**TASK REQUIREMENTS**
Search the material for the string "label", then return every line where it is found.

**SUPPLIED RECORDS**
◇ ◇ ◇ ◇ ◇ ◇ ◇
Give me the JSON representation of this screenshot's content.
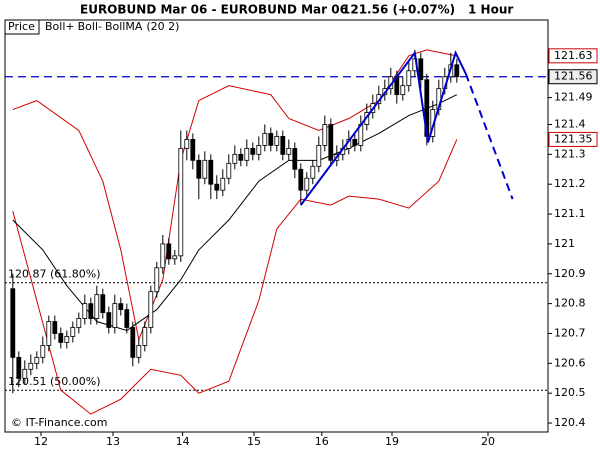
{
  "chart_data": {
    "type": "candlestick",
    "title": "EUROBUND Mar 06 - EUROBUND Mar 06",
    "price_info": "121.56 (+0.07%)",
    "interval": "1 Hour",
    "legend": {
      "price": "Price",
      "indicator_params": "(20 2)"
    },
    "copyright": "© IT-Finance.com",
    "xlim": [
      -1.3,
      89.2
    ],
    "ylim": [
      120.37,
      121.75
    ],
    "xticks": [
      {
        "value": 4.7,
        "label": "12"
      },
      {
        "value": 16.7,
        "label": "13"
      },
      {
        "value": 28.3,
        "label": "14"
      },
      {
        "value": 40.2,
        "label": "15"
      },
      {
        "value": 51.5,
        "label": "16"
      },
      {
        "value": 63.2,
        "label": "19"
      },
      {
        "value": 79.2,
        "label": "20"
      }
    ],
    "yticks": [
      120.4,
      120.5,
      120.6,
      120.7,
      120.8,
      120.9,
      121,
      121.1,
      121.2,
      121.3,
      121.4,
      121.49
    ],
    "up_color": "#ffffff",
    "down_color": "#000000",
    "candles": [
      [
        120.85,
        120.9,
        120.5,
        120.62
      ],
      [
        120.62,
        120.64,
        120.52,
        120.55
      ],
      [
        120.55,
        120.61,
        120.53,
        120.58
      ],
      [
        120.58,
        120.63,
        120.56,
        120.6
      ],
      [
        120.6,
        120.64,
        120.58,
        120.62
      ],
      [
        120.62,
        120.69,
        120.6,
        120.66
      ],
      [
        120.66,
        120.76,
        120.64,
        120.74
      ],
      [
        120.74,
        120.76,
        120.68,
        120.7
      ],
      [
        120.7,
        120.72,
        120.65,
        120.67
      ],
      [
        120.67,
        120.71,
        120.65,
        120.69
      ],
      [
        120.69,
        120.74,
        120.67,
        120.72
      ],
      [
        120.72,
        120.77,
        120.7,
        120.75
      ],
      [
        120.75,
        120.83,
        120.73,
        120.8
      ],
      [
        120.8,
        120.82,
        120.73,
        120.75
      ],
      [
        120.75,
        120.86,
        120.73,
        120.83
      ],
      [
        120.83,
        120.85,
        120.75,
        120.77
      ],
      [
        120.77,
        120.79,
        120.7,
        120.72
      ],
      [
        120.72,
        120.83,
        120.7,
        120.8
      ],
      [
        120.8,
        120.82,
        120.76,
        120.78
      ],
      [
        120.78,
        120.8,
        120.7,
        120.72
      ],
      [
        120.72,
        120.74,
        120.59,
        120.62
      ],
      [
        120.62,
        120.68,
        120.6,
        120.66
      ],
      [
        120.66,
        120.74,
        120.64,
        120.72
      ],
      [
        120.72,
        120.86,
        120.7,
        120.84
      ],
      [
        120.84,
        120.94,
        120.82,
        120.92
      ],
      [
        120.92,
        121.03,
        120.9,
        121.0
      ],
      [
        121.0,
        121.02,
        120.93,
        120.95
      ],
      [
        120.95,
        120.98,
        120.93,
        120.96
      ],
      [
        120.96,
        121.38,
        120.94,
        121.32
      ],
      [
        121.32,
        121.38,
        121.28,
        121.35
      ],
      [
        121.35,
        121.37,
        121.25,
        121.28
      ],
      [
        121.28,
        121.3,
        121.15,
        121.22
      ],
      [
        121.22,
        121.31,
        121.2,
        121.28
      ],
      [
        121.28,
        121.3,
        121.15,
        121.2
      ],
      [
        121.2,
        121.23,
        121.15,
        121.18
      ],
      [
        121.18,
        121.25,
        121.16,
        121.22
      ],
      [
        121.22,
        121.3,
        121.2,
        121.27
      ],
      [
        121.27,
        121.33,
        121.25,
        121.3
      ],
      [
        121.3,
        121.32,
        121.26,
        121.28
      ],
      [
        121.28,
        121.35,
        121.26,
        121.32
      ],
      [
        121.32,
        121.34,
        121.28,
        121.3
      ],
      [
        121.3,
        121.36,
        121.28,
        121.33
      ],
      [
        121.33,
        121.4,
        121.31,
        121.37
      ],
      [
        121.37,
        121.39,
        121.31,
        121.33
      ],
      [
        121.33,
        121.38,
        121.31,
        121.36
      ],
      [
        121.36,
        121.38,
        121.28,
        121.3
      ],
      [
        121.3,
        121.35,
        121.28,
        121.32
      ],
      [
        121.32,
        121.34,
        121.22,
        121.25
      ],
      [
        121.25,
        121.27,
        121.13,
        121.18
      ],
      [
        121.18,
        121.24,
        121.16,
        121.22
      ],
      [
        121.22,
        121.28,
        121.2,
        121.26
      ],
      [
        121.26,
        121.36,
        121.24,
        121.33
      ],
      [
        121.33,
        121.43,
        121.31,
        121.4
      ],
      [
        121.4,
        121.42,
        121.26,
        121.28
      ],
      [
        121.28,
        121.33,
        121.26,
        121.3
      ],
      [
        121.3,
        121.35,
        121.28,
        121.32
      ],
      [
        121.32,
        121.38,
        121.3,
        121.35
      ],
      [
        121.35,
        121.37,
        121.31,
        121.33
      ],
      [
        121.33,
        121.43,
        121.31,
        121.4
      ],
      [
        121.4,
        121.47,
        121.38,
        121.44
      ],
      [
        121.44,
        121.5,
        121.42,
        121.47
      ],
      [
        121.47,
        121.53,
        121.45,
        121.5
      ],
      [
        121.5,
        121.55,
        121.48,
        121.52
      ],
      [
        121.52,
        121.59,
        121.5,
        121.56
      ],
      [
        121.56,
        121.58,
        121.47,
        121.5
      ],
      [
        121.5,
        121.56,
        121.48,
        121.53
      ],
      [
        121.53,
        121.61,
        121.51,
        121.58
      ],
      [
        121.58,
        121.65,
        121.56,
        121.62
      ],
      [
        121.62,
        121.64,
        121.52,
        121.55
      ],
      [
        121.55,
        121.57,
        121.33,
        121.36
      ],
      [
        121.36,
        121.48,
        121.34,
        121.45
      ],
      [
        121.45,
        121.55,
        121.43,
        121.52
      ],
      [
        121.52,
        121.59,
        121.5,
        121.56
      ],
      [
        121.56,
        121.64,
        121.54,
        121.6
      ],
      [
        121.6,
        121.62,
        121.54,
        121.56
      ]
    ],
    "series": [
      {
        "name": "Boll+",
        "color": "#d00000",
        "x": [
          0,
          4,
          11,
          15,
          18,
          21,
          25,
          28,
          31,
          36,
          43,
          46,
          51,
          56,
          61,
          66,
          69,
          74
        ],
        "values": [
          121.45,
          121.48,
          121.38,
          121.21,
          120.98,
          120.68,
          120.88,
          121.28,
          121.48,
          121.53,
          121.5,
          121.42,
          121.38,
          121.42,
          121.48,
          121.63,
          121.65,
          121.63
        ]
      },
      {
        "name": "Boll-",
        "color": "#d00000",
        "x": [
          0,
          4,
          8,
          13,
          18,
          23,
          28,
          31,
          36,
          41,
          44,
          48,
          53,
          56,
          61,
          66,
          71,
          74
        ],
        "values": [
          121.11,
          120.81,
          120.51,
          120.43,
          120.48,
          120.58,
          120.56,
          120.5,
          120.54,
          120.81,
          121.05,
          121.15,
          121.13,
          121.16,
          121.15,
          121.12,
          121.21,
          121.35
        ]
      },
      {
        "name": "BollMA",
        "color": "#000000",
        "x": [
          0,
          5,
          9,
          14,
          19,
          24,
          28,
          31,
          36,
          41,
          46,
          51,
          56,
          61,
          66,
          71,
          74
        ],
        "values": [
          121.08,
          120.98,
          120.86,
          120.74,
          120.71,
          120.78,
          120.88,
          120.98,
          121.08,
          121.21,
          121.28,
          121.28,
          121.32,
          121.37,
          121.43,
          121.47,
          121.5
        ]
      }
    ],
    "trend_lines": [
      {
        "color": "#0000cc",
        "style": "solid",
        "x": [
          48,
          67,
          69.2,
          73.8,
          75.5
        ],
        "values": [
          121.13,
          121.64,
          121.34,
          121.64,
          121.57
        ]
      },
      {
        "color": "#0000cc",
        "style": "dashed",
        "x": [
          75.5,
          83.3
        ],
        "values": [
          121.57,
          121.15
        ]
      }
    ],
    "levels": [
      {
        "value": 121.56,
        "style": "dashed",
        "color": "#0000cc"
      },
      {
        "value": 120.87,
        "label": "120.87 (61.80%)",
        "style": "dotted",
        "color": "#000000"
      },
      {
        "value": 120.51,
        "label": "120.51 (50.00%)",
        "style": "dotted",
        "color": "#000000"
      }
    ],
    "price_markers": [
      {
        "value": 121.63,
        "color": "#d00000",
        "fill": "#ffffff"
      },
      {
        "value": 121.56,
        "color": "#000000",
        "fill": "#eeeeee"
      },
      {
        "value": 121.35,
        "color": "#d00000",
        "fill": "#ffffff"
      }
    ]
  }
}
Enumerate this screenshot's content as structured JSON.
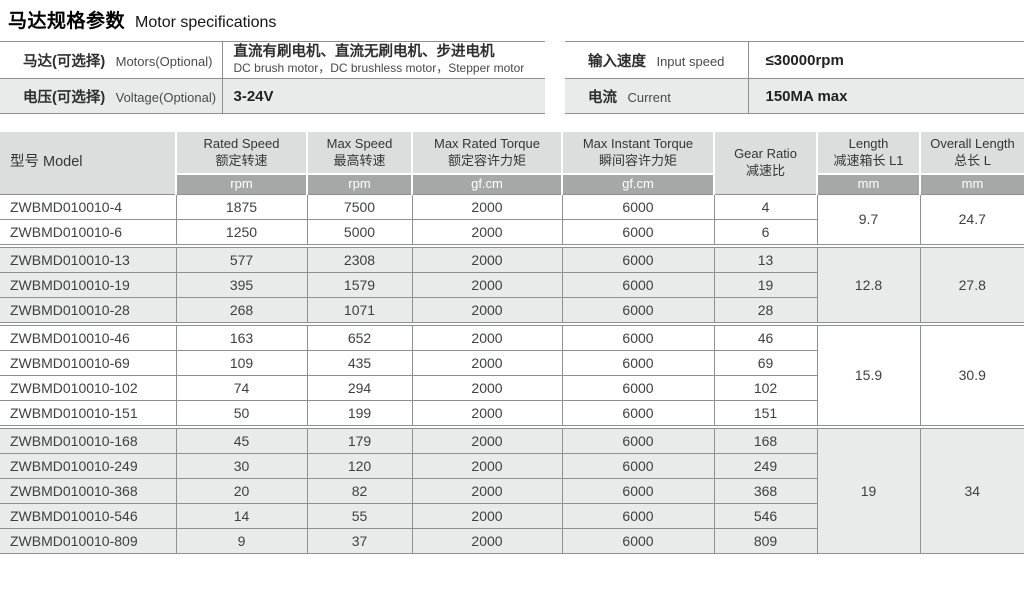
◇ ◇ ◇ ◇ ◇ ◇ ◇
**PROBLEM SOLUTION**
        "label": "12"
        "label": "13"
        "label": "14"
        "label": "15"
        "label": "16"
        "label": "19"
        "label": "20"
        "label": "120.87 (61.80%)",
        "label": "120.51 (50.00%)",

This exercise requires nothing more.